Data entries:
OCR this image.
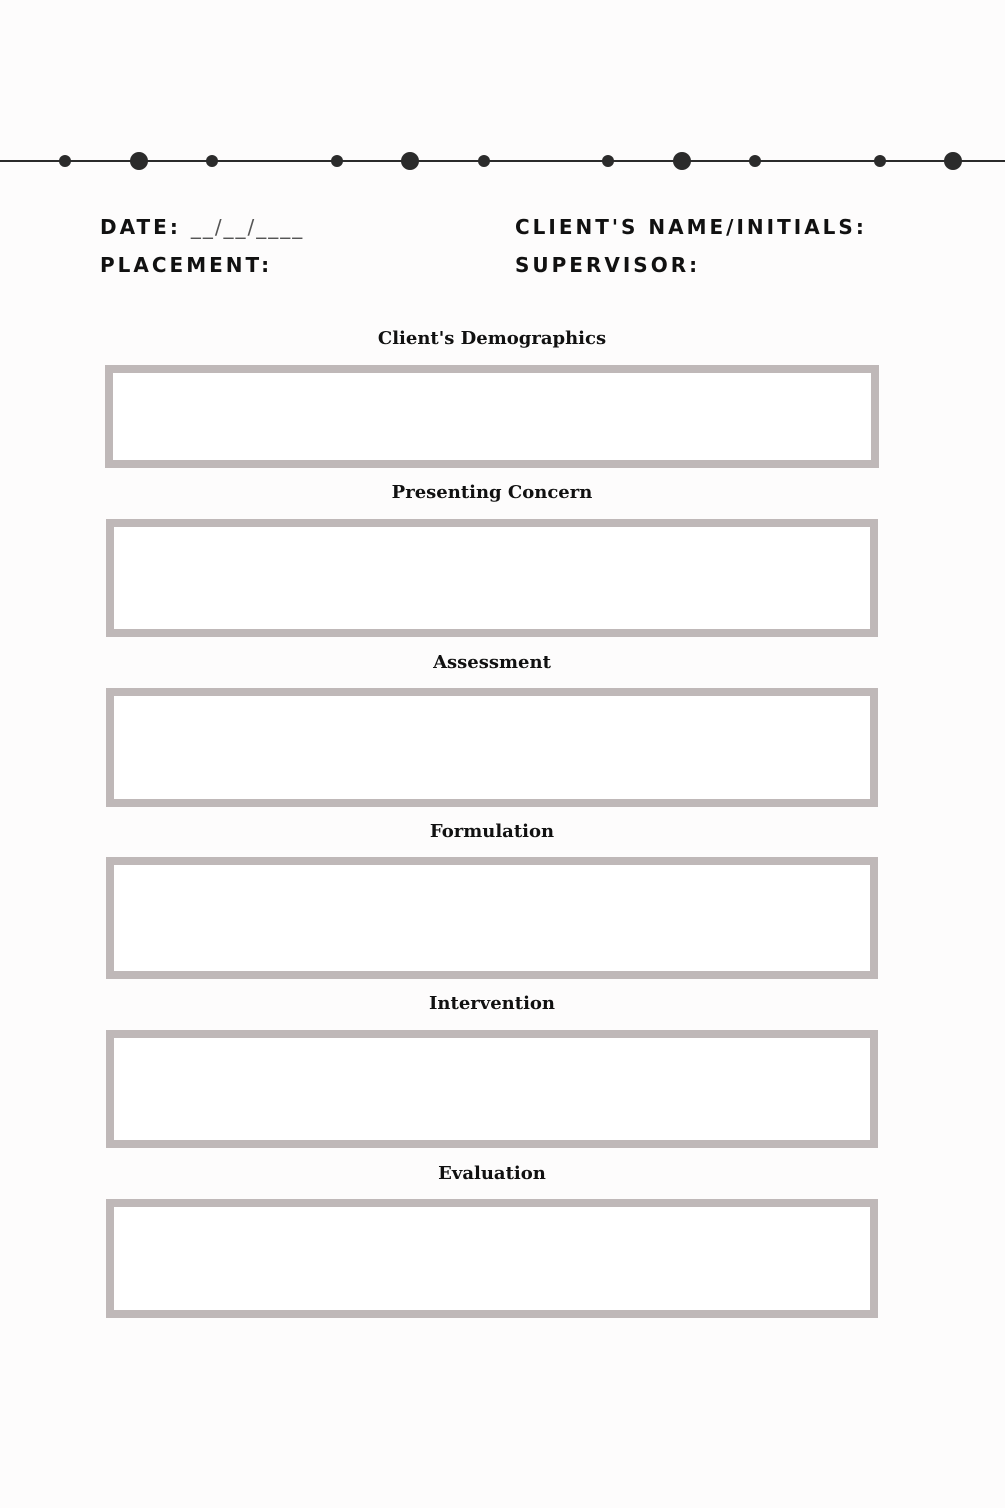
DATE: __/__/____
PLACEMENT:
CLIENT'S NAME/INITIALS:
SUPERVISOR:
Client's Demographics
Presenting Concern
Assessment
Formulation
Intervention
Evaluation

Instruction: Keep the pictures out of the copy and write out the data exactly as it stands.

Task solution:
OCR this image.
DATE: __/__/____
PLACEMENT:
CLIENT'S NAME/INITIALS:
SUPERVISOR:
Client's Demographics
Presenting Concern
Assessment
Formulation
Intervention
Evaluation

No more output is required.